Menuruti Al-Rasyid, menaikkan data dari skala ordinal menjadi skala interval
dinamakan transformasi data. Transformasi data itu dilakukan diantaranya adalah
dengan menggunakan Metode Suksesive Interval (MSI). Tujuan dari dilakukannya
transformasi data adalah untuk menaikkan data dari skala pengukuran ordinal
menjadi skala dengan pengukuran interval yang lazim digunakan bagi kepentingan
analisis statistik parametrik. Transformasi data ordinal menjadi interval itu,
selain merupakan suatu kelaziman, juga untuk mengubah data agar memiliki
sebaran normal. Artinya, setelah dilakukan transformasi data dari ordinal
menjadi interval, penggunaan model dalam suatu penelitian tidak perlu melakukan
uji normalitas. Karena salah satu syarat penggunaan statistik parametrik,
selain data harus memiliki skala interval (dan ratio), data juga harus memiliki
distribusi (sebaran) normal. Dengan dilakukannya transformasi data, diharapkan
data ordinal sudah menjadi data interval dan memiliki sebaran normal yang
langsung bisa dilakukan analisis dengan statistik parametrik. Berbeda dengan
ststistik nonparametrik, ia hanya digunakan untuk mengukur distribusi. (Ronald
E. Walpole).

• Entri Dataset:
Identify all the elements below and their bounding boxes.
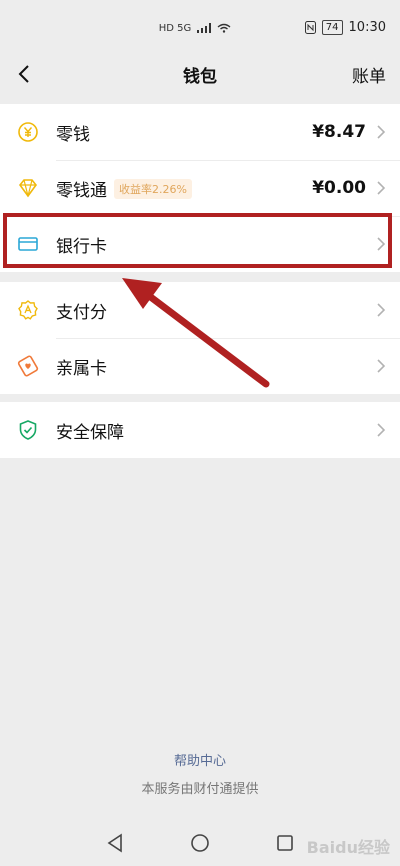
- home-circle-icon[interactable]: [190, 833, 210, 853]
- list-item-label: 安全保障: [56, 422, 124, 443]
- list-item-label: 银行卡: [56, 236, 107, 257]
- list-item-label: 零钱通: [56, 180, 107, 201]
- score-badge-icon: [17, 299, 39, 321]
- network-indicators: HD 5G: [158, 22, 192, 34]
- chevron-right-icon: [377, 303, 386, 317]
- chevron-right-icon: [377, 125, 386, 139]
- back-button[interactable]: [10, 60, 38, 88]
- list-item-bank-card[interactable]: 银行卡: [0, 216, 400, 272]
- chevron-right-icon: [377, 237, 386, 251]
- chevron-right-icon: [377, 423, 386, 437]
- list-item-pay-score[interactable]: 支付分: [0, 282, 400, 338]
- balance-value: ¥0.00: [312, 178, 366, 198]
- list-item-label: 支付分: [56, 302, 107, 323]
- signal-icon: [197, 23, 212, 33]
- shield-icon: [17, 419, 39, 441]
- wallet-section-security: 安全保障: [0, 402, 400, 458]
- battery-indicator: 74: [321, 20, 343, 35]
- list-item-change[interactable]: 零钱 ¥8.47: [0, 104, 400, 160]
- system-nav-bar: Baidu经验: [0, 820, 400, 866]
- status-indicators: HD 5G: [159, 23, 242, 34]
- list-item-family-card[interactable]: 亲属卡: [0, 338, 400, 394]
- chevron-right-icon: [377, 359, 386, 373]
- chevron-right-icon: [377, 181, 386, 195]
- list-item-change-plus[interactable]: 零钱通 收益率2.26% ¥0.00: [0, 160, 400, 216]
- recents-square-icon[interactable]: [276, 834, 294, 852]
- wallet-section-balance: 零钱 ¥8.47 零钱通 收益率2.26% ¥0.00 银行卡: [0, 104, 400, 272]
- yield-rate-tag: 收益率2.26%: [114, 179, 192, 199]
- clock: 10:30: [348, 20, 386, 35]
- family-card-icon: [17, 355, 39, 377]
- page-title: 钱包: [183, 66, 217, 87]
- bank-card-icon: [17, 233, 39, 255]
- balance-value: ¥8.47: [312, 122, 366, 142]
- list-item-security[interactable]: 安全保障: [0, 402, 400, 458]
- help-center-link[interactable]: 帮助中心: [0, 750, 400, 769]
- nav-bar: 钱包 账单: [0, 48, 400, 100]
- nfc-icon: [304, 21, 316, 34]
- chevron-left-icon: [18, 65, 29, 83]
- wallet-section-services: 支付分 亲属卡: [0, 282, 400, 394]
- list-item-label: 零钱: [56, 124, 90, 145]
- list-item-label: 亲属卡: [56, 358, 107, 379]
- coin-icon: [17, 121, 39, 143]
- wifi-icon: [217, 23, 231, 33]
- bill-button[interactable]: 账单: [352, 62, 386, 87]
- status-right: 74 10:30: [304, 20, 386, 35]
- watermark-text: Baidu经验: [306, 838, 390, 857]
- diamond-icon: [17, 177, 39, 199]
- back-triangle-icon[interactable]: [106, 833, 124, 853]
- provider-note: 本服务由财付通提供: [141, 782, 259, 797]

• Daftar Tugas:
(A) Tolong terjemahkan kalimat berikut dari teks tentang transformasi data ke dalam bahasa Inggris: "Tujuan dari dilakukannya transformasi data adalah untuk menaikkan data dari skala pengukuran ordinal menjadi skala dengan pengukuran interval yang lazim digunakan bagi kepentingan analisis statistik parametrik."
(B) Sebutkan semua skala pengukuran data yang disebut dalam teks tentang transformasi data.
(C) Tuliskan lanjutan teks tentang transformasi data mulai dari setelah kalimat terakhirnya.
Materi tersebut tidak berperan apa pun di sini.

• Jawaban Tertulis:
(A) The purpose of carrying out data transformation is to raise data from an ordinal measurement scale to a scale with interval measurement, which is commonly used for the purposes of parametric statistical analysis.

(B) ordinal, interval, ratio

(C)
Dilihat dari
bentuk instrument dan pernyataan yang dkembangkan dalam instrument, maka kite
mengenal berbagai bentuk skala yang dapat digunakan dalam pengukuran bidang
pendidikan, yaitu: skala Likert, skala Guttman, semantic Differensial, Rating
scale, dan skala Thurstone. Berikut akan dijelaskan secara ringkas
masing-masing bentuk skala pengukuran dalam penenitian.
1. Skala Likert
Skala Likert
adalah skala yang dapat dipergunakan untuk mengukur sikap, pendapat, dan
persepsi seseorang atau sekelompok orang mengenai suatu gejala atau fenomena
pendidikan. Dalam skala Likert terdapat dua bentuk pernyataan yaitu pernyataan
positif yang berfungsi untuk mengukur sikap positif, dan pernyataan negative
yang berfungsi untuk mengukur sikap negative objek sikap.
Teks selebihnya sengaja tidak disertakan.